> _RECORDS PROVIDED_:
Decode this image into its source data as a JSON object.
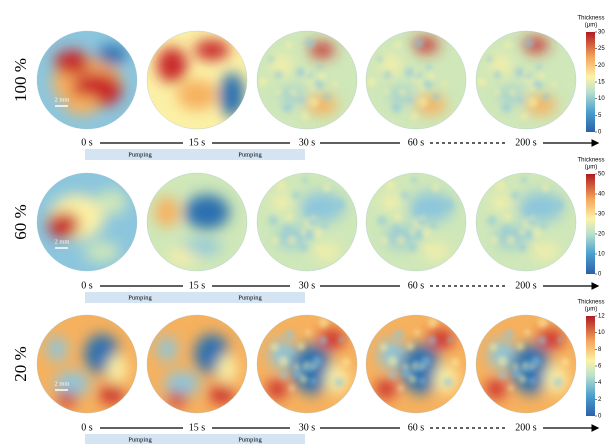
{
  "rows": [
    {
      "label": "100 %",
      "times": [
        "0 s",
        "15 s",
        "30 s",
        "60 s",
        "200 s"
      ],
      "phases": [
        "Pumping",
        "Pumping"
      ],
      "scale_bar": "2 mm",
      "colorbar": {
        "title": "Thickness",
        "unit": "(μm)",
        "ticks": [
          0,
          5,
          10,
          15,
          20,
          25,
          30
        ]
      }
    },
    {
      "label": "60 %",
      "times": [
        "0 s",
        "15 s",
        "30 s",
        "60 s",
        "200 s"
      ],
      "phases": [
        "Pumping",
        "Pumping"
      ],
      "scale_bar": "2 mm",
      "colorbar": {
        "title": "Thickness",
        "unit": "(μm)",
        "ticks": [
          0,
          10,
          20,
          30,
          40,
          50
        ]
      }
    },
    {
      "label": "20 %",
      "times": [
        "0 s",
        "15 s",
        "30 s",
        "60 s",
        "200 s"
      ],
      "phases": [
        "Pumping",
        "Pumping"
      ],
      "scale_bar": "2 mm",
      "colorbar": {
        "title": "Thickness",
        "unit": "(μm)",
        "ticks": [
          0,
          2,
          4,
          6,
          8,
          10,
          12
        ]
      }
    }
  ]
}
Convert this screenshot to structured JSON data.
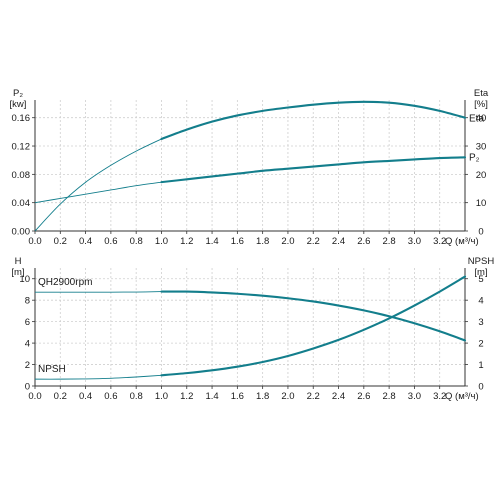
{
  "chart_data": [
    {
      "type": "line",
      "x_axis": {
        "label": "Q (м³/ч)",
        "ticks": [
          "0.0",
          "0.2",
          "0.4",
          "0.6",
          "0.8",
          "1.0",
          "1.2",
          "1.4",
          "1.6",
          "1.8",
          "2.0",
          "2.2",
          "2.4",
          "2.6",
          "2.8",
          "3.0",
          "3.2"
        ],
        "range": [
          0,
          3.4
        ]
      },
      "left_axis": {
        "label": "P₂",
        "unit": "[kw]",
        "ticks": [
          "0.00",
          "0.04",
          "0.08",
          "0.12",
          "0.16"
        ],
        "range": [
          0,
          0.185
        ]
      },
      "right_axis": {
        "label": "Eta",
        "unit": "[%]",
        "ticks": [
          "0",
          "10",
          "20",
          "30",
          "40"
        ],
        "range": [
          0,
          46.25
        ]
      },
      "series": [
        {
          "name": "Eta",
          "axis": "right",
          "color": "#137e8c",
          "thin_until_x": 1.0,
          "x": [
            0,
            0.2,
            0.4,
            0.6,
            0.8,
            1.0,
            1.2,
            1.4,
            1.6,
            1.8,
            2.0,
            2.2,
            2.4,
            2.6,
            2.8,
            3.0,
            3.2,
            3.4
          ],
          "y": [
            0,
            9.5,
            17.2,
            23.2,
            28.2,
            32.5,
            35.8,
            38.6,
            40.8,
            42.4,
            43.6,
            44.6,
            45.3,
            45.6,
            45.3,
            44.2,
            42.4,
            40.0
          ]
        },
        {
          "name": "P₂",
          "axis": "left",
          "color": "#137e8c",
          "thin_until_x": 1.0,
          "x": [
            0,
            0.2,
            0.4,
            0.6,
            0.8,
            1.0,
            1.2,
            1.4,
            1.6,
            1.8,
            2.0,
            2.2,
            2.4,
            2.6,
            2.8,
            3.0,
            3.2,
            3.4
          ],
          "y": [
            0.04,
            0.046,
            0.052,
            0.058,
            0.064,
            0.069,
            0.073,
            0.077,
            0.081,
            0.085,
            0.088,
            0.091,
            0.094,
            0.097,
            0.099,
            0.101,
            0.103,
            0.104
          ]
        }
      ]
    },
    {
      "type": "line",
      "x_axis": {
        "label": "Q (м³/ч)",
        "ticks": [
          "0.0",
          "0.2",
          "0.4",
          "0.6",
          "0.8",
          "1.0",
          "1.2",
          "1.4",
          "1.6",
          "1.8",
          "2.0",
          "2.2",
          "2.4",
          "2.6",
          "2.8",
          "3.0",
          "3.2"
        ],
        "range": [
          0,
          3.4
        ]
      },
      "left_axis": {
        "label": "H",
        "unit": "[m]",
        "ticks": [
          "0",
          "2",
          "4",
          "6",
          "8",
          "10"
        ],
        "range": [
          0,
          11
        ]
      },
      "right_axis": {
        "label": "NPSH",
        "unit": "[m]",
        "ticks": [
          "0",
          "1",
          "2",
          "3",
          "4",
          "5"
        ],
        "range": [
          0,
          5.5
        ]
      },
      "series": [
        {
          "name": "QH2900rpm",
          "axis": "left",
          "color": "#137e8c",
          "thin_until_x": 1.0,
          "x": [
            0,
            0.2,
            0.4,
            0.6,
            0.8,
            1.0,
            1.2,
            1.4,
            1.6,
            1.8,
            2.0,
            2.2,
            2.4,
            2.6,
            2.8,
            3.0,
            3.2,
            3.4
          ],
          "y": [
            8.75,
            8.75,
            8.75,
            8.75,
            8.76,
            8.8,
            8.8,
            8.72,
            8.6,
            8.42,
            8.18,
            7.88,
            7.5,
            7.05,
            6.5,
            5.85,
            5.1,
            4.25
          ]
        },
        {
          "name": "NPSH",
          "axis": "right",
          "color": "#137e8c",
          "thin_until_x": 1.0,
          "x": [
            0,
            0.2,
            0.4,
            0.6,
            0.8,
            1.0,
            1.2,
            1.4,
            1.6,
            1.8,
            2.0,
            2.2,
            2.4,
            2.6,
            2.8,
            3.0,
            3.2,
            3.4
          ],
          "y": [
            0.32,
            0.32,
            0.33,
            0.36,
            0.42,
            0.5,
            0.6,
            0.73,
            0.9,
            1.12,
            1.4,
            1.75,
            2.15,
            2.62,
            3.15,
            3.75,
            4.4,
            5.1
          ]
        }
      ]
    }
  ]
}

> _STATED PROBLEM_:
Repeat the material above verbatim. Leave the pictures behind.

> _ANSWER FOR THIS EXERCISE_:
Decode this image into its source data as a JSON object.
{
  "rows": [
    {
      "label": "100 %",
      "times": [
        "0 s",
        "15 s",
        "30 s",
        "60 s",
        "200 s"
      ],
      "phases": [
        "Pumping",
        "Pumping"
      ],
      "scale_bar": "2 mm",
      "colorbar": {
        "title": "Thickness",
        "unit": "(μm)",
        "ticks": [
          0,
          5,
          10,
          15,
          20,
          25,
          30
        ]
      }
    },
    {
      "label": "60 %",
      "times": [
        "0 s",
        "15 s",
        "30 s",
        "60 s",
        "200 s"
      ],
      "phases": [
        "Pumping",
        "Pumping"
      ],
      "scale_bar": "2 mm",
      "colorbar": {
        "title": "Thickness",
        "unit": "(μm)",
        "ticks": [
          0,
          10,
          20,
          30,
          40,
          50
        ]
      }
    },
    {
      "label": "20 %",
      "times": [
        "0 s",
        "15 s",
        "30 s",
        "60 s",
        "200 s"
      ],
      "phases": [
        "Pumping",
        "Pumping"
      ],
      "scale_bar": "2 mm",
      "colorbar": {
        "title": "Thickness",
        "unit": "(μm)",
        "ticks": [
          0,
          2,
          4,
          6,
          8,
          10,
          12
        ]
      }
    }
  ]
}
Convert this screenshot to structured JSON data.
{
  "chart_data": [
    {
      "type": "line",
      "x_axis": {
        "label": "Q (м³/ч)",
        "ticks": [
          "0.0",
          "0.2",
          "0.4",
          "0.6",
          "0.8",
          "1.0",
          "1.2",
          "1.4",
          "1.6",
          "1.8",
          "2.0",
          "2.2",
          "2.4",
          "2.6",
          "2.8",
          "3.0",
          "3.2"
        ],
        "range": [
          0,
          3.4
        ]
      },
      "left_axis": {
        "label": "P₂",
        "unit": "[kw]",
        "ticks": [
          "0.00",
          "0.04",
          "0.08",
          "0.12",
          "0.16"
        ],
        "range": [
          0,
          0.185
        ]
      },
      "right_axis": {
        "label": "Eta",
        "unit": "[%]",
        "ticks": [
          "0",
          "10",
          "20",
          "30",
          "40"
        ],
        "range": [
          0,
          46.25
        ]
      },
      "series": [
        {
          "name": "Eta",
          "axis": "right",
          "color": "#137e8c",
          "thin_until_x": 1.0,
          "x": [
            0,
            0.2,
            0.4,
            0.6,
            0.8,
            1.0,
            1.2,
            1.4,
            1.6,
            1.8,
            2.0,
            2.2,
            2.4,
            2.6,
            2.8,
            3.0,
            3.2,
            3.4
          ],
          "y": [
            0,
            9.5,
            17.2,
            23.2,
            28.2,
            32.5,
            35.8,
            38.6,
            40.8,
            42.4,
            43.6,
            44.6,
            45.3,
            45.6,
            45.3,
            44.2,
            42.4,
            40.0
          ]
        },
        {
          "name": "P₂",
          "axis": "left",
          "color": "#137e8c",
          "thin_until_x": 1.0,
          "x": [
            0,
            0.2,
            0.4,
            0.6,
            0.8,
            1.0,
            1.2,
            1.4,
            1.6,
            1.8,
            2.0,
            2.2,
            2.4,
            2.6,
            2.8,
            3.0,
            3.2,
            3.4
          ],
          "y": [
            0.04,
            0.046,
            0.052,
            0.058,
            0.064,
            0.069,
            0.073,
            0.077,
            0.081,
            0.085,
            0.088,
            0.091,
            0.094,
            0.097,
            0.099,
            0.101,
            0.103,
            0.104
          ]
        }
      ]
    },
    {
      "type": "line",
      "x_axis": {
        "label": "Q (м³/ч)",
        "ticks": [
          "0.0",
          "0.2",
          "0.4",
          "0.6",
          "0.8",
          "1.0",
          "1.2",
          "1.4",
          "1.6",
          "1.8",
          "2.0",
          "2.2",
          "2.4",
          "2.6",
          "2.8",
          "3.0",
          "3.2"
        ],
        "range": [
          0,
          3.4
        ]
      },
      "left_axis": {
        "label": "H",
        "unit": "[m]",
        "ticks": [
          "0",
          "2",
          "4",
          "6",
          "8",
          "10"
        ],
        "range": [
          0,
          11
        ]
      },
      "right_axis": {
        "label": "NPSH",
        "unit": "[m]",
        "ticks": [
          "0",
          "1",
          "2",
          "3",
          "4",
          "5"
        ],
        "range": [
          0,
          5.5
        ]
      },
      "series": [
        {
          "name": "QH2900rpm",
          "axis": "left",
          "color": "#137e8c",
          "thin_until_x": 1.0,
          "x": [
            0,
            0.2,
            0.4,
            0.6,
            0.8,
            1.0,
            1.2,
            1.4,
            1.6,
            1.8,
            2.0,
            2.2,
            2.4,
            2.6,
            2.8,
            3.0,
            3.2,
            3.4
          ],
          "y": [
            8.75,
            8.75,
            8.75,
            8.75,
            8.76,
            8.8,
            8.8,
            8.72,
            8.6,
            8.42,
            8.18,
            7.88,
            7.5,
            7.05,
            6.5,
            5.85,
            5.1,
            4.25
          ]
        },
        {
          "name": "NPSH",
          "axis": "right",
          "color": "#137e8c",
          "thin_until_x": 1.0,
          "x": [
            0,
            0.2,
            0.4,
            0.6,
            0.8,
            1.0,
            1.2,
            1.4,
            1.6,
            1.8,
            2.0,
            2.2,
            2.4,
            2.6,
            2.8,
            3.0,
            3.2,
            3.4
          ],
          "y": [
            0.32,
            0.32,
            0.33,
            0.36,
            0.42,
            0.5,
            0.6,
            0.73,
            0.9,
            1.12,
            1.4,
            1.75,
            2.15,
            2.62,
            3.15,
            3.75,
            4.4,
            5.1
          ]
        }
      ]
    }
  ]
}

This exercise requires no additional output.